"""

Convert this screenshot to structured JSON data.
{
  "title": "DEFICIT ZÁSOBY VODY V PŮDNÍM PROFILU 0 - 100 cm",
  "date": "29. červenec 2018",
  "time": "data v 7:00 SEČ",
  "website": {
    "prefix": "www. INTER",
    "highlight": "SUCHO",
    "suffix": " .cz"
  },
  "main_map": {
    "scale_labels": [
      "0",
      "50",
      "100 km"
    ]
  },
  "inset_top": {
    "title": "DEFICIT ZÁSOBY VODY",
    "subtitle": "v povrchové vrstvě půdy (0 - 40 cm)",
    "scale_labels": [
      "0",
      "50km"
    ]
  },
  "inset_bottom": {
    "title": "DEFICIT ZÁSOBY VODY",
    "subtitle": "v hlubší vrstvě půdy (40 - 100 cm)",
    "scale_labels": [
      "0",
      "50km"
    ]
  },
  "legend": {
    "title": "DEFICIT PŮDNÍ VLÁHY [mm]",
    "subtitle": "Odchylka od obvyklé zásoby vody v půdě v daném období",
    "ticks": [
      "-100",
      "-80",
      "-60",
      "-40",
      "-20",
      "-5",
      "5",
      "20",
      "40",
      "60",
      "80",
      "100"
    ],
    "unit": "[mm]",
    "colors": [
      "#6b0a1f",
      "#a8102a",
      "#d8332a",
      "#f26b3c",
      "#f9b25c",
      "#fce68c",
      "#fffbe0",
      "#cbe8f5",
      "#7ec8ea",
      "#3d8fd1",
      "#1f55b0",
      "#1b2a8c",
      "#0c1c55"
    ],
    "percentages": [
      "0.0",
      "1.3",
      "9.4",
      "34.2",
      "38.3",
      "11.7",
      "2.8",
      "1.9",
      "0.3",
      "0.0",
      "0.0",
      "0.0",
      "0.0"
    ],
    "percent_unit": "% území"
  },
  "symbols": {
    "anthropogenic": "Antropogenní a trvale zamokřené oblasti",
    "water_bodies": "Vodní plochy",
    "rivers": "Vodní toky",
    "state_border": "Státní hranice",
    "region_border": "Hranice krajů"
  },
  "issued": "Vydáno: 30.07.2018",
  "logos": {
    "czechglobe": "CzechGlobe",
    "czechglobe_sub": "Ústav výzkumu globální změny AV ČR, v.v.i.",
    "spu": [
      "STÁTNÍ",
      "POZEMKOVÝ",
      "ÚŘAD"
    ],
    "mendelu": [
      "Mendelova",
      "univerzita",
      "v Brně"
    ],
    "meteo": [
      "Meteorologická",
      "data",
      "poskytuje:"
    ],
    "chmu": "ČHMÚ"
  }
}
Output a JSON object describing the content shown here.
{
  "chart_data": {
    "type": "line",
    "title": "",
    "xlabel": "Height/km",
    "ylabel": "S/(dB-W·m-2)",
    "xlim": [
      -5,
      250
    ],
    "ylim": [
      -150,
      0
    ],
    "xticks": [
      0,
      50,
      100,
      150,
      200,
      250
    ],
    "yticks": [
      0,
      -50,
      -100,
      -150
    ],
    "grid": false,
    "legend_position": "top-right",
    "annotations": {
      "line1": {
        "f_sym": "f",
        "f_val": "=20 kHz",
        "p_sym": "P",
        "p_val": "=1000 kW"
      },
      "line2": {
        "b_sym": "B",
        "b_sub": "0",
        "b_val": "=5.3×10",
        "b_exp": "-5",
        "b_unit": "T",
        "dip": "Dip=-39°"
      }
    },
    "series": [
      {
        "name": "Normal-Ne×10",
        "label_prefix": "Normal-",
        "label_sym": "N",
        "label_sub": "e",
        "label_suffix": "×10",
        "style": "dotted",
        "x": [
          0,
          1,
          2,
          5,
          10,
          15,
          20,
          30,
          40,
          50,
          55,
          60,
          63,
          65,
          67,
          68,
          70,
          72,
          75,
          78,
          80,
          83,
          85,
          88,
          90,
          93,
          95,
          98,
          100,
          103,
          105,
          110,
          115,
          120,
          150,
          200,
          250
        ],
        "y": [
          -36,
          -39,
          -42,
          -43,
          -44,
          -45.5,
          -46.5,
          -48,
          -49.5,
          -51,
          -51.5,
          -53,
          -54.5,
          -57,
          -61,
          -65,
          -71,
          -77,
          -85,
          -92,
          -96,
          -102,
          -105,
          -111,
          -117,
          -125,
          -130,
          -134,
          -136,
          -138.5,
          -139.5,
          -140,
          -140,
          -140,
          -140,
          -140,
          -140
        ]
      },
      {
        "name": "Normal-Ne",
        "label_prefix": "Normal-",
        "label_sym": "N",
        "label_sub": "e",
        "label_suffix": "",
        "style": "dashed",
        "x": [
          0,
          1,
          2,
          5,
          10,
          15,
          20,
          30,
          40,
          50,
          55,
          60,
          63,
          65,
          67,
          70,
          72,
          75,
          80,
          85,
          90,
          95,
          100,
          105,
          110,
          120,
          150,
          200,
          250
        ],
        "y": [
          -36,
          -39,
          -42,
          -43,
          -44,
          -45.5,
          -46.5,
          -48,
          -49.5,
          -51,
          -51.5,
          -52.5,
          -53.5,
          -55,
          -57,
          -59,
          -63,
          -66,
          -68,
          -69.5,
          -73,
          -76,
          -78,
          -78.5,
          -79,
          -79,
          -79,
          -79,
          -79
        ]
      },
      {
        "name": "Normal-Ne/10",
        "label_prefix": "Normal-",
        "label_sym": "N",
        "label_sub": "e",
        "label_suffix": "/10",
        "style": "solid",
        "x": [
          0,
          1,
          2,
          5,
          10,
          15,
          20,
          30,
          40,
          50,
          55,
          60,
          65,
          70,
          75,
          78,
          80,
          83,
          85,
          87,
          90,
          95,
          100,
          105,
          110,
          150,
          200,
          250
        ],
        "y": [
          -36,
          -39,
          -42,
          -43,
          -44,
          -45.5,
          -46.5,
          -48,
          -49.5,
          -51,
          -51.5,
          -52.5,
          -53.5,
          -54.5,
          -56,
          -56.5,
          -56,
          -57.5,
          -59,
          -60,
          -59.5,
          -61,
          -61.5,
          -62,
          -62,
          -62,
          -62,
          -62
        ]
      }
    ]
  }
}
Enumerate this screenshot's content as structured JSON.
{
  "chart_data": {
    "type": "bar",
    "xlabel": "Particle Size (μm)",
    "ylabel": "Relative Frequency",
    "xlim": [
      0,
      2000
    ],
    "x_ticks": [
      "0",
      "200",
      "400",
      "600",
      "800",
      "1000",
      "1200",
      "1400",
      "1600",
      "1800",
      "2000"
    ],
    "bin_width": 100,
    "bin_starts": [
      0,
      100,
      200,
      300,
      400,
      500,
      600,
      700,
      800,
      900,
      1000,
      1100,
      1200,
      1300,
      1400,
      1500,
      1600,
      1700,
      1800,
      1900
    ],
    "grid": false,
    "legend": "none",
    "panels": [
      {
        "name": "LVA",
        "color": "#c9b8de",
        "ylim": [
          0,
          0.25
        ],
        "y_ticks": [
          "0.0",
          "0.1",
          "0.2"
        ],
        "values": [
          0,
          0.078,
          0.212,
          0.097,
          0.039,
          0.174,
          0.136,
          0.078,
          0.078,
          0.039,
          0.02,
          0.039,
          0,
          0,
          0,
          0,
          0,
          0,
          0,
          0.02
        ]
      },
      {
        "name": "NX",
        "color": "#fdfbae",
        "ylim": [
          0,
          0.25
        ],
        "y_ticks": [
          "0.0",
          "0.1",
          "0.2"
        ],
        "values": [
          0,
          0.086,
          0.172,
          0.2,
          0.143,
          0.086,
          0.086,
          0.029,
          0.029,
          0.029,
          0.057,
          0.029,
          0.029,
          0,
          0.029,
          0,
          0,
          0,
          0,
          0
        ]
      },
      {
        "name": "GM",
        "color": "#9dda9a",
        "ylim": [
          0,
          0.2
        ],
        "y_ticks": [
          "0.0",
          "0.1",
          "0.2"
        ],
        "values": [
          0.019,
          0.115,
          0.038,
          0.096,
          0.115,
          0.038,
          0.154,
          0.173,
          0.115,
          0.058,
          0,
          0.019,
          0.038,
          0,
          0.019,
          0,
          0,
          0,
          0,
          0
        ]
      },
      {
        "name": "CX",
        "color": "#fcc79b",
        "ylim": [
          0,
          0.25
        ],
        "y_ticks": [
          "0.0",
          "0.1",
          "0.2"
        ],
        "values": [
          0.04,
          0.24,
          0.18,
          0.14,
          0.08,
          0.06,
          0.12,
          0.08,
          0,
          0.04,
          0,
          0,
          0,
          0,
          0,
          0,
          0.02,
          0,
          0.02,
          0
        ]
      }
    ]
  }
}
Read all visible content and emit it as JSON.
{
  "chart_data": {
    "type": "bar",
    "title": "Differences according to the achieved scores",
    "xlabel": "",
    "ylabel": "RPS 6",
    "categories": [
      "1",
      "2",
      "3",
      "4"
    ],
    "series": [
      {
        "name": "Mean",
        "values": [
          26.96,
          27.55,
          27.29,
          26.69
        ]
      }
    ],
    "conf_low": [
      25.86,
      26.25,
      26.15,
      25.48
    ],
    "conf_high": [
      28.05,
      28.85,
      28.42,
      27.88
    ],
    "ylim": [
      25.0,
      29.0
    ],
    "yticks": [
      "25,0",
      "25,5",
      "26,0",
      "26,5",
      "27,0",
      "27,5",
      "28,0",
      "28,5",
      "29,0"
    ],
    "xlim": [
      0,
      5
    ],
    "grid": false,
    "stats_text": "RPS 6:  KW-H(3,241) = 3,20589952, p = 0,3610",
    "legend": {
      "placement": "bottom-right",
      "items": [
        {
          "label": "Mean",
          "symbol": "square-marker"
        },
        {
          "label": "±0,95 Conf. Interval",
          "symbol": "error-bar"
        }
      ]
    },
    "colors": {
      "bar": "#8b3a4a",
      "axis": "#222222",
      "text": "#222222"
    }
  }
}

"""

WHAT YOU HAVE TO DO =
Only a number is needed: how many lines of the material above contain "this"?

CORRECT RESULT =
2